##### Dataset excerpts

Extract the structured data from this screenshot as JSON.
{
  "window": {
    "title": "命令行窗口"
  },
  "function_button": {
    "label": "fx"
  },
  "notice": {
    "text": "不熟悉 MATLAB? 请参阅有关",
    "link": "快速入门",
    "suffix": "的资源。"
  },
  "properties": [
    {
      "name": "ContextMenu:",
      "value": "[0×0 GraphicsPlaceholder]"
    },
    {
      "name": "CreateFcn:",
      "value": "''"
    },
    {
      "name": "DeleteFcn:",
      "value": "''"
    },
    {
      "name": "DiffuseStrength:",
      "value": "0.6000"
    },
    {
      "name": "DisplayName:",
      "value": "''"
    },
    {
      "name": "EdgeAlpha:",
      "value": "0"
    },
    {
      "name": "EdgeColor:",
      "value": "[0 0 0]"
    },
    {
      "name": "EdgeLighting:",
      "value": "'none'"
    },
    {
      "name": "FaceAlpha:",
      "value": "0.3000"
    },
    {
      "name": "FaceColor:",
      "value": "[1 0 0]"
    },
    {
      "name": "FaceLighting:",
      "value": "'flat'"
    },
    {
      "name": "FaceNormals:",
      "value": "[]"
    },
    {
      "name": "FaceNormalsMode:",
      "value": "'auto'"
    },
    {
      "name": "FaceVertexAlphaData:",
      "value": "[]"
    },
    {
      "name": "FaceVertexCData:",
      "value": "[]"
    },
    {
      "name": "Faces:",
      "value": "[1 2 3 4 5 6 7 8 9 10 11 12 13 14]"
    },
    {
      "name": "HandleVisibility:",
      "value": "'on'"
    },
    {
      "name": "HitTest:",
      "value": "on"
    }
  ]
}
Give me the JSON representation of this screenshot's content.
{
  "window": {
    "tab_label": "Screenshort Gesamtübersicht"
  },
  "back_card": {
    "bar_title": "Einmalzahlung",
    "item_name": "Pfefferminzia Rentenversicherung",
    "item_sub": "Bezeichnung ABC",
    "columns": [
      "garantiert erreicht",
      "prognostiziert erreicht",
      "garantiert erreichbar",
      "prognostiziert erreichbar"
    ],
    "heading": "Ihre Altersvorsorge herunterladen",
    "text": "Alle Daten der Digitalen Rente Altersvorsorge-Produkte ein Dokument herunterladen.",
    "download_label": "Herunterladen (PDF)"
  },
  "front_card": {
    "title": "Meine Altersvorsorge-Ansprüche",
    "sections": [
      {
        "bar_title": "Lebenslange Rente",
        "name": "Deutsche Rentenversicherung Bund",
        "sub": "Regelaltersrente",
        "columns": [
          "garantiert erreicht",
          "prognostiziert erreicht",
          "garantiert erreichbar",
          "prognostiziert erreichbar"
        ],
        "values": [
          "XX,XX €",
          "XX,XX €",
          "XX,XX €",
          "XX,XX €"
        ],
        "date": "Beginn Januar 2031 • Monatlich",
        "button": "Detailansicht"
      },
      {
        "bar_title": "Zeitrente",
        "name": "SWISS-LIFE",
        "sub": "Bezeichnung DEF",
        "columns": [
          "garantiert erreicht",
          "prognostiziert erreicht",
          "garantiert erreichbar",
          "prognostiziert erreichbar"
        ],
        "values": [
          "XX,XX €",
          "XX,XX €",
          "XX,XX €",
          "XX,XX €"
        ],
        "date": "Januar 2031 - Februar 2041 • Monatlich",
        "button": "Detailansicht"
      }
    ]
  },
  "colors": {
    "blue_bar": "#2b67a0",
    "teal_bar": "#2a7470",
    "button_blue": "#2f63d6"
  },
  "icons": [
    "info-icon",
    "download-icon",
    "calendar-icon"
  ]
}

##########

## Written request
Repeat the records exactly, including every line.

## Solution
Extract the structured data from this screenshot as JSON.
{
  "window": {
    "title": "命令行窗口"
  },
  "function_button": {
    "label": "fx"
  },
  "notice": {
    "text": "不熟悉 MATLAB? 请参阅有关",
    "link": "快速入门",
    "suffix": "的资源。"
  },
  "properties": [
    {
      "name": "ContextMenu:",
      "value": "[0×0 GraphicsPlaceholder]"
    },
    {
      "name": "CreateFcn:",
      "value": "''"
    },
    {
      "name": "DeleteFcn:",
      "value": "''"
    },
    {
      "name": "DiffuseStrength:",
      "value": "0.6000"
    },
    {
      "name": "DisplayName:",
      "value": "''"
    },
    {
      "name": "EdgeAlpha:",
      "value": "0"
    },
    {
      "name": "EdgeColor:",
      "value": "[0 0 0]"
    },
    {
      "name": "EdgeLighting:",
      "value": "'none'"
    },
    {
      "name": "FaceAlpha:",
      "value": "0.3000"
    },
    {
      "name": "FaceColor:",
      "value": "[1 0 0]"
    },
    {
      "name": "FaceLighting:",
      "value": "'flat'"
    },
    {
      "name": "FaceNormals:",
      "value": "[]"
    },
    {
      "name": "FaceNormalsMode:",
      "value": "'auto'"
    },
    {
      "name": "FaceVertexAlphaData:",
      "value": "[]"
    },
    {
      "name": "FaceVertexCData:",
      "value": "[]"
    },
    {
      "name": "Faces:",
      "value": "[1 2 3 4 5 6 7 8 9 10 11 12 13 14]"
    },
    {
      "name": "HandleVisibility:",
      "value": "'on'"
    },
    {
      "name": "HitTest:",
      "value": "on"
    }
  ]
}
Give me the JSON representation of this screenshot's content.
{
  "window": {
    "tab_label": "Screenshort Gesamtübersicht"
  },
  "back_card": {
    "bar_title": "Einmalzahlung",
    "item_name": "Pfefferminzia Rentenversicherung",
    "item_sub": "Bezeichnung ABC",
    "columns": [
      "garantiert erreicht",
      "prognostiziert erreicht",
      "garantiert erreichbar",
      "prognostiziert erreichbar"
    ],
    "heading": "Ihre Altersvorsorge herunterladen",
    "text": "Alle Daten der Digitalen Rente Altersvorsorge-Produkte ein Dokument herunterladen.",
    "download_label": "Herunterladen (PDF)"
  },
  "front_card": {
    "title": "Meine Altersvorsorge-Ansprüche",
    "sections": [
      {
        "bar_title": "Lebenslange Rente",
        "name": "Deutsche Rentenversicherung Bund",
        "sub": "Regelaltersrente",
        "columns": [
          "garantiert erreicht",
          "prognostiziert erreicht",
          "garantiert erreichbar",
          "prognostiziert erreichbar"
        ],
        "values": [
          "XX,XX €",
          "XX,XX €",
          "XX,XX €",
          "XX,XX €"
        ],
        "date": "Beginn Januar 2031 • Monatlich",
        "button": "Detailansicht"
      },
      {
        "bar_title": "Zeitrente",
        "name": "SWISS-LIFE",
        "sub": "Bezeichnung DEF",
        "columns": [
          "garantiert erreicht",
          "prognostiziert erreicht",
          "garantiert erreichbar",
          "prognostiziert erreichbar"
        ],
        "values": [
          "XX,XX €",
          "XX,XX €",
          "XX,XX €",
          "XX,XX €"
        ],
        "date": "Januar 2031 - Februar 2041 • Monatlich",
        "button": "Detailansicht"
      }
    ]
  },
  "colors": {
    "blue_bar": "#2b67a0",
    "teal_bar": "#2a7470",
    "button_blue": "#2f63d6"
  },
  "icons": [
    "info-icon",
    "download-icon",
    "calendar-icon"
  ]
}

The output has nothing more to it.